MATERIAL FOR THE TASK >>
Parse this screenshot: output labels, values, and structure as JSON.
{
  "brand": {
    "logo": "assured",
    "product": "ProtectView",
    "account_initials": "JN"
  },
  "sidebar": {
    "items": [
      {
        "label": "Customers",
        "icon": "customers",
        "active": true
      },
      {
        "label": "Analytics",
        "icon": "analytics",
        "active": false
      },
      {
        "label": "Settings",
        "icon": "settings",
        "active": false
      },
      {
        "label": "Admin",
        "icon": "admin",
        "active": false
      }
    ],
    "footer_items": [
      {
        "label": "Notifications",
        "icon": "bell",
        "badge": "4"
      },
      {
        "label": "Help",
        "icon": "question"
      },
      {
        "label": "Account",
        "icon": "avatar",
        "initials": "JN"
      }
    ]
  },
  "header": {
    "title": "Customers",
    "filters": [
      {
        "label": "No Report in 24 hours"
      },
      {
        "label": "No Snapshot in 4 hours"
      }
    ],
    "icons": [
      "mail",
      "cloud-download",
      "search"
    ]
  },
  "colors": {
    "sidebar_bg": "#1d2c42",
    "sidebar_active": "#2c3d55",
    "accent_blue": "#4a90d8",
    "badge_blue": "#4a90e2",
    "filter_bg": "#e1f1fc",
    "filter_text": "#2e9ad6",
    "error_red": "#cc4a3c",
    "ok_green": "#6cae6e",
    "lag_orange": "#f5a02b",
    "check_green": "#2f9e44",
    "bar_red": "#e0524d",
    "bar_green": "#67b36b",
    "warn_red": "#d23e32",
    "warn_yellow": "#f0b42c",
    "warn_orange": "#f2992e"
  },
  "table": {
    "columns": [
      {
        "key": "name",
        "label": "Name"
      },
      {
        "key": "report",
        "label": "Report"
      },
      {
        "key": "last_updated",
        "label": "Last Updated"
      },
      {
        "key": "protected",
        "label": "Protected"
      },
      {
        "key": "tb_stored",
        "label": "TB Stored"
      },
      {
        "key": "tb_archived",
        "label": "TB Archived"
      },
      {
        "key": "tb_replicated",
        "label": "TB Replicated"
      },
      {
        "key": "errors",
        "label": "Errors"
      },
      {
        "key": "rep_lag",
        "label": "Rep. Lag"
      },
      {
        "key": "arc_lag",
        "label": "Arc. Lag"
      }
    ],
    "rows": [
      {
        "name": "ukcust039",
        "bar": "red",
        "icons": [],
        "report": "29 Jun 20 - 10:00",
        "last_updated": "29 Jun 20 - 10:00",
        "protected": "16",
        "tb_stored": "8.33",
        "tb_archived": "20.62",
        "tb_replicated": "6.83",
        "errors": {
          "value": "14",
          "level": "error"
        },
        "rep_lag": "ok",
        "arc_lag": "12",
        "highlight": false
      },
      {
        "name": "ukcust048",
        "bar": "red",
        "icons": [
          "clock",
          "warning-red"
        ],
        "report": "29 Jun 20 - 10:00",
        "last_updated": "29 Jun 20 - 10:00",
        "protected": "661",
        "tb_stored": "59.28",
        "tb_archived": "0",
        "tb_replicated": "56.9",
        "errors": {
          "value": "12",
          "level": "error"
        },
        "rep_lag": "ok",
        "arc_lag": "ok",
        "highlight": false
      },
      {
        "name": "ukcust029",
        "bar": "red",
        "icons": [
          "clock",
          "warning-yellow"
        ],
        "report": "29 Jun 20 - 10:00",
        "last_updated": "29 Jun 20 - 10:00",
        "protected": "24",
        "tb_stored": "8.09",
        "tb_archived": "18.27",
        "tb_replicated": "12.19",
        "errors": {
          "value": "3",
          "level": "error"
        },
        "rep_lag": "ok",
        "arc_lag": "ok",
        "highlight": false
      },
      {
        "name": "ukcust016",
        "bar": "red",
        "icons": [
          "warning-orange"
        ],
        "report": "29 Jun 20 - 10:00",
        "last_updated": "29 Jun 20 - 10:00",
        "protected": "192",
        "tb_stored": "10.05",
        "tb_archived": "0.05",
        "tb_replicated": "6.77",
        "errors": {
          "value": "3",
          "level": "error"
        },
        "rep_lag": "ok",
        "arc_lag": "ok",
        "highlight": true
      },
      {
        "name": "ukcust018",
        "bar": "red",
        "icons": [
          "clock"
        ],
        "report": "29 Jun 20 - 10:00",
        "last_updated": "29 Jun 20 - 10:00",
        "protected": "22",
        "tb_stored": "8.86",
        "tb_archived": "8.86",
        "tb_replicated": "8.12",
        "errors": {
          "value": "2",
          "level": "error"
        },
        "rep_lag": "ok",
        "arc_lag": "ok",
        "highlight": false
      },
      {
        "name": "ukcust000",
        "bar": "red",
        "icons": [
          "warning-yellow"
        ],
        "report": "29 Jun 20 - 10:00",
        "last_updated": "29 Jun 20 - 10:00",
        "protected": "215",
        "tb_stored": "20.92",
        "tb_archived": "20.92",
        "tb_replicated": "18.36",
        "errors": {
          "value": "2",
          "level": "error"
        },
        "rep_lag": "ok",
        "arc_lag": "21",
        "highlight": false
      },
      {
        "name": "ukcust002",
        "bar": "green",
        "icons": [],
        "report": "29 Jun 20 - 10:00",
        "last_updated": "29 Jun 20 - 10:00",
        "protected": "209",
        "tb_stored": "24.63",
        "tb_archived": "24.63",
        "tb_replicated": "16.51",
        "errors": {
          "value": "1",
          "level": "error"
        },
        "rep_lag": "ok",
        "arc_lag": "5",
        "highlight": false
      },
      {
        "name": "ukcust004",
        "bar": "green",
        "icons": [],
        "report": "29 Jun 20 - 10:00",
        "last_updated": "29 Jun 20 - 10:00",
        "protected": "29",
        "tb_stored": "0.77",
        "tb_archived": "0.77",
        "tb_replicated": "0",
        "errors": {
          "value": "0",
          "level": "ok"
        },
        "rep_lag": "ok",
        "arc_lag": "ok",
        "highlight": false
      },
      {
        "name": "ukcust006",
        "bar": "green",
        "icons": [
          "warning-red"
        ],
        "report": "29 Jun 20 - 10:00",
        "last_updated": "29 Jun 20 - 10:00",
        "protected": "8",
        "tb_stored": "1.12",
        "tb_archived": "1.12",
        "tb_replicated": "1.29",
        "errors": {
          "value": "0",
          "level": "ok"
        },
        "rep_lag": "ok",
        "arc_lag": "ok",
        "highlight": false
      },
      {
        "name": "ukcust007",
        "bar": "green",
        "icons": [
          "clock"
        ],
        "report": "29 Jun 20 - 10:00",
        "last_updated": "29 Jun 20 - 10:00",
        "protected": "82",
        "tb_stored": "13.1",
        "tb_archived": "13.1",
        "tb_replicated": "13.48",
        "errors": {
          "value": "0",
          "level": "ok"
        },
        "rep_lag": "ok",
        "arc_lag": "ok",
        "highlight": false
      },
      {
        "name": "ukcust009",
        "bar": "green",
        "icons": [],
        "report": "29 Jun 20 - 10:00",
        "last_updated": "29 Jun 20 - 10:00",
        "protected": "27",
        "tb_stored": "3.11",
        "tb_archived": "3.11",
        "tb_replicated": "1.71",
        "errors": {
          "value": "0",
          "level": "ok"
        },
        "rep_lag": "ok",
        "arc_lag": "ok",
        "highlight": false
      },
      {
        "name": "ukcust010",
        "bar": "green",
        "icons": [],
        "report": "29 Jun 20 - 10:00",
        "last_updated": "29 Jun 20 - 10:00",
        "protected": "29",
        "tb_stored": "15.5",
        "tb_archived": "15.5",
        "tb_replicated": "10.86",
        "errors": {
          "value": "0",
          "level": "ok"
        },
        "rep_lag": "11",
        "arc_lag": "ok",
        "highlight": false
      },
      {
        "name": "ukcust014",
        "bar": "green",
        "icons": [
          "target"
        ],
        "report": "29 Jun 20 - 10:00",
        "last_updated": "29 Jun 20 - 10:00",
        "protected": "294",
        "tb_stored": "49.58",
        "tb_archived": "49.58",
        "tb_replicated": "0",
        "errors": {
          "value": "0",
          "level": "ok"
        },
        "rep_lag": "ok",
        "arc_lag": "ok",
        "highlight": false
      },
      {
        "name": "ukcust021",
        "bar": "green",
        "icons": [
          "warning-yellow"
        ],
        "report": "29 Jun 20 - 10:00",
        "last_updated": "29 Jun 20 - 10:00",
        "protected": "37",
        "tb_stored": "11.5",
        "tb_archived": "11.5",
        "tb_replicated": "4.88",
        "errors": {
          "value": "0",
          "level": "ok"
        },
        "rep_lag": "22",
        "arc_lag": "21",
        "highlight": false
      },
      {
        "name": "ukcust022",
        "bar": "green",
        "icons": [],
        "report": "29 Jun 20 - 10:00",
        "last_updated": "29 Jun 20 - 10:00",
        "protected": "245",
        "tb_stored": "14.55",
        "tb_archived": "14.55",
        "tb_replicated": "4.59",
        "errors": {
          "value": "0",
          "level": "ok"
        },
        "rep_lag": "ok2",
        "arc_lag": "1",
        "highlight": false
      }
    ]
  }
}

PROBLEM >> Copy in full each line that holds the word "hours".

RESPONSE TO THIS TASK >>
        "label": "No Report in 24 hours"
        "label": "No Snapshot in 4 hours"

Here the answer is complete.